* [SUPPLIED INFORMATION]:
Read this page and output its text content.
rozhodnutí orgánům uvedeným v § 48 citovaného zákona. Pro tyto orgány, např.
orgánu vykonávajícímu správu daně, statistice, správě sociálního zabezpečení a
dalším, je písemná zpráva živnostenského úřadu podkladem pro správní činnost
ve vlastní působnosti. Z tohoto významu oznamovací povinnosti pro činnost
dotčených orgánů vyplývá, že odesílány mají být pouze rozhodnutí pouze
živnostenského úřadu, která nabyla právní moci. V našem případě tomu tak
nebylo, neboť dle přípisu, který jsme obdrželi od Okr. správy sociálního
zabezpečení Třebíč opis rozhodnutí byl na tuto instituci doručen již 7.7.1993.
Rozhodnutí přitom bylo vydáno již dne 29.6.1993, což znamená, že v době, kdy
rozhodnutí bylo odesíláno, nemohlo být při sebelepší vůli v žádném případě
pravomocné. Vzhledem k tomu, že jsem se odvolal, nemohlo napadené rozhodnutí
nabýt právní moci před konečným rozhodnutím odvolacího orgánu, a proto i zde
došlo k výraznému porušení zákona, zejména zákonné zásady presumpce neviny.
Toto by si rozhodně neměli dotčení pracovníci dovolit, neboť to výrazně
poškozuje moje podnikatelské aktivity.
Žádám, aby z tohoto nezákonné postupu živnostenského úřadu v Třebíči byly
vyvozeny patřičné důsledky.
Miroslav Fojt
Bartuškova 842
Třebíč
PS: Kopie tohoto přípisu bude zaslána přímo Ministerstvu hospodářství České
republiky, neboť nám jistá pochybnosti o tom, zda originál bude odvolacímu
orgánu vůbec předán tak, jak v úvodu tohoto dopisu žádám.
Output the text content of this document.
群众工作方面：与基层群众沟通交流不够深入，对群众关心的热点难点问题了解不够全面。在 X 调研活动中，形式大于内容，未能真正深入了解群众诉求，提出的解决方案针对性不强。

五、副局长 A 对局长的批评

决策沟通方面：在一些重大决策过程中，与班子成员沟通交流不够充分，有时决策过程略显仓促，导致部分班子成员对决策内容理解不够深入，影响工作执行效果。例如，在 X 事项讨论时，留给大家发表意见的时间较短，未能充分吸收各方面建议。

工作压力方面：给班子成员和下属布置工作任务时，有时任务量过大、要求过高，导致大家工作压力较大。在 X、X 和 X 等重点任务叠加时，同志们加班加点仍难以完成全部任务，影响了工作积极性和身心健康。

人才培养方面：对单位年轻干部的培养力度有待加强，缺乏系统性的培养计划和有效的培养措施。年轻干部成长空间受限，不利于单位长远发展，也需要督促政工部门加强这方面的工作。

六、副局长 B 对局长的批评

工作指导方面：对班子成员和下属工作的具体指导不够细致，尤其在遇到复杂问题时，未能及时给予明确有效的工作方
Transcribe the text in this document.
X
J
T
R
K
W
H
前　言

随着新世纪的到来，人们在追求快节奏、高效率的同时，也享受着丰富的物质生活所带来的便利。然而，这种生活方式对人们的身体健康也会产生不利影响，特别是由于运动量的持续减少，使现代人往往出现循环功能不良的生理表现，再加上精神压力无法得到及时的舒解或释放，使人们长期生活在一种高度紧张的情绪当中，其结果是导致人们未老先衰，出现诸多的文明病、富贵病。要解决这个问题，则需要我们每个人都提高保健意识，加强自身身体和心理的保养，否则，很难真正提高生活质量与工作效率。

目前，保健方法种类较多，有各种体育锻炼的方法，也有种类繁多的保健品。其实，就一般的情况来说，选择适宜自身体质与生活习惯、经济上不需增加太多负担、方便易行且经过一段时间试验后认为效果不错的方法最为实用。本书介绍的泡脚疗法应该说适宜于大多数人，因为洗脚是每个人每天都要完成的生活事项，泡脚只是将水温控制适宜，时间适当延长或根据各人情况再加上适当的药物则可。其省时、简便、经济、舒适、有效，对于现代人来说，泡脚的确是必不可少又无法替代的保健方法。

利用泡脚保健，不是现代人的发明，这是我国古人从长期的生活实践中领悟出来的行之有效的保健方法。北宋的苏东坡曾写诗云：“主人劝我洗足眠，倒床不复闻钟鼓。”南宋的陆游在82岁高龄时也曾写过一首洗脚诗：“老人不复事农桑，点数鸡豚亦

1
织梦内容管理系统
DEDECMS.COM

* [AIM OF THE TASK]: Reproduce each line of the material above precisely.

* [SOLVED PROBLEM]:
Read this page and output its text content.
rozhodnutí orgánům uvedeným v § 48 citovaného zákona. Pro tyto orgány, např.
orgánu vykonávajícímu správu daně, statistice, správě sociálního zabezpečení a
dalším, je písemná zpráva živnostenského úřadu podkladem pro správní činnost
ve vlastní působnosti. Z tohoto významu oznamovací povinnosti pro činnost
dotčených orgánů vyplývá, že odesílány mají být pouze rozhodnutí pouze
živnostenského úřadu, která nabyla právní moci. V našem případě tomu tak
nebylo, neboť dle přípisu, který jsme obdrželi od Okr. správy sociálního
zabezpečení Třebíč opis rozhodnutí byl na tuto instituci doručen již 7.7.1993.
Rozhodnutí přitom bylo vydáno již dne 29.6.1993, což znamená, že v době, kdy
rozhodnutí bylo odesíláno, nemohlo být při sebelepší vůli v žádném případě
pravomocné. Vzhledem k tomu, že jsem se odvolal, nemohlo napadené rozhodnutí
nabýt právní moci před konečným rozhodnutím odvolacího orgánu, a proto i zde
došlo k výraznému porušení zákona, zejména zákonné zásady presumpce neviny.
Toto by si rozhodně neměli dotčení pracovníci dovolit, neboť to výrazně
poškozuje moje podnikatelské aktivity.
Žádám, aby z tohoto nezákonné postupu živnostenského úřadu v Třebíči byly
vyvozeny patřičné důsledky.
Miroslav Fojt
Bartuškova 842
Třebíč
PS: Kopie tohoto přípisu bude zaslána přímo Ministerstvu hospodářství České
republiky, neboť nám jistá pochybnosti o tom, zda originál bude odvolacímu
orgánu vůbec předán tak, jak v úvodu tohoto dopisu žádám.
Output the text content of this document.
群众工作方面：与基层群众沟通交流不够深入，对群众关心的热点难点问题了解不够全面。在 X 调研活动中，形式大于内容，未能真正深入了解群众诉求，提出的解决方案针对性不强。

五、副局长 A 对局长的批评

决策沟通方面：在一些重大决策过程中，与班子成员沟通交流不够充分，有时决策过程略显仓促，导致部分班子成员对决策内容理解不够深入，影响工作执行效果。例如，在 X 事项讨论时，留给大家发表意见的时间较短，未能充分吸收各方面建议。

工作压力方面：给班子成员和下属布置工作任务时，有时任务量过大、要求过高，导致大家工作压力较大。在 X、X 和 X 等重点任务叠加时，同志们加班加点仍难以完成全部任务，影响了工作积极性和身心健康。

人才培养方面：对单位年轻干部的培养力度有待加强，缺乏系统性的培养计划和有效的培养措施。年轻干部成长空间受限，不利于单位长远发展，也需要督促政工部门加强这方面的工作。

六、副局长 B 对局长的批评

工作指导方面：对班子成员和下属工作的具体指导不够细致，尤其在遇到复杂问题时，未能及时给予明确有效的工作方
Transcribe the text in this document.
X
J
T
R
K
W
H
前　言

随着新世纪的到来，人们在追求快节奏、高效率的同时，也享受着丰富的物质生活所带来的便利。然而，这种生活方式对人们的身体健康也会产生不利影响，特别是由于运动量的持续减少，使现代人往往出现循环功能不良的生理表现，再加上精神压力无法得到及时的舒解或释放，使人们长期生活在一种高度紧张的情绪当中，其结果是导致人们未老先衰，出现诸多的文明病、富贵病。要解决这个问题，则需要我们每个人都提高保健意识，加强自身身体和心理的保养，否则，很难真正提高生活质量与工作效率。

目前，保健方法种类较多，有各种体育锻炼的方法，也有种类繁多的保健品。其实，就一般的情况来说，选择适宜自身体质与生活习惯、经济上不需增加太多负担、方便易行且经过一段时间试验后认为效果不错的方法最为实用。本书介绍的泡脚疗法应该说适宜于大多数人，因为洗脚是每个人每天都要完成的生活事项，泡脚只是将水温控制适宜，时间适当延长或根据各人情况再加上适当的药物则可。其省时、简便、经济、舒适、有效，对于现代人来说，泡脚的确是必不可少又无法替代的保健方法。

利用泡脚保健，不是现代人的发明，这是我国古人从长期的生活实践中领悟出来的行之有效的保健方法。北宋的苏东坡曾写诗云：“主人劝我洗足眠，倒床不复闻钟鼓。”南宋的陆游在82岁高龄时也曾写过一首洗脚诗：“老人不复事农桑，点数鸡豚亦

1
织梦内容管理系统
DEDECMS.COM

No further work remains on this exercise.